▶ **Collected data entries**:
** START **

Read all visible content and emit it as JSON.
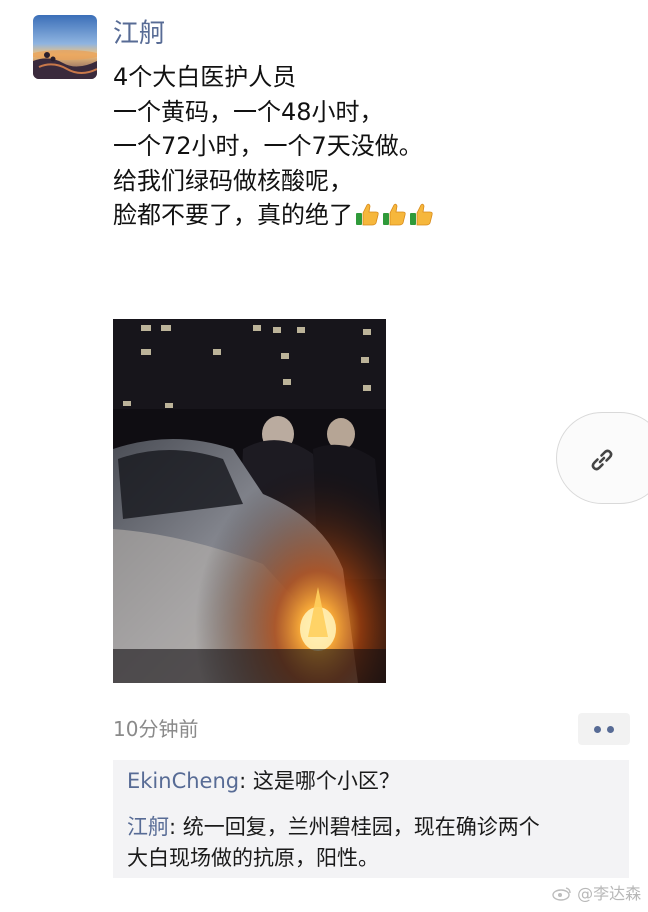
{
  "post": {
    "author": "江舸",
    "lines": [
      "4个大白医护人员",
      "一个黄码，一个48小时，",
      "一个72小时，一个7天没做。",
      "给我们绿码做核酸呢，",
      "脸都不要了，真的绝了"
    ],
    "emoji": [
      "thumbs-up",
      "thumbs-up",
      "thumbs-up"
    ],
    "timestamp": "10分钟前"
  },
  "comments": [
    {
      "author": "EkinCheng",
      "text": ": 这是哪个小区？"
    },
    {
      "author": "江舸",
      "text": ": 统一回复，兰州碧桂园，现在确诊两个",
      "text2": "大白现场做的抗原，阳性。"
    }
  ],
  "watermark": "@李达森",
  "colors": {
    "link_blue": "#576b95",
    "text": "#111111",
    "timestamp_gray": "#8a8a8a",
    "comment_bg": "#f3f3f5"
  },
  "icons": {
    "link": "link-icon",
    "more": "more-dots-icon",
    "thumb": "thumbs-up-emoji"
  }
}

** END **

Repeat each line of the records above exactly, but do not copy the pictures.

▶ **SOLVED EXERCISE**:
Read all visible content and emit it as JSON.
{
  "post": {
    "author": "江舸",
    "lines": [
      "4个大白医护人员",
      "一个黄码，一个48小时，",
      "一个72小时，一个7天没做。",
      "给我们绿码做核酸呢，",
      "脸都不要了，真的绝了"
    ],
    "emoji": [
      "thumbs-up",
      "thumbs-up",
      "thumbs-up"
    ],
    "timestamp": "10分钟前"
  },
  "comments": [
    {
      "author": "EkinCheng",
      "text": ": 这是哪个小区？"
    },
    {
      "author": "江舸",
      "text": ": 统一回复，兰州碧桂园，现在确诊两个",
      "text2": "大白现场做的抗原，阳性。"
    }
  ],
  "watermark": "@李达森",
  "colors": {
    "link_blue": "#576b95",
    "text": "#111111",
    "timestamp_gray": "#8a8a8a",
    "comment_bg": "#f3f3f5"
  },
  "icons": {
    "link": "link-icon",
    "more": "more-dots-icon",
    "thumb": "thumbs-up-emoji"
  }
}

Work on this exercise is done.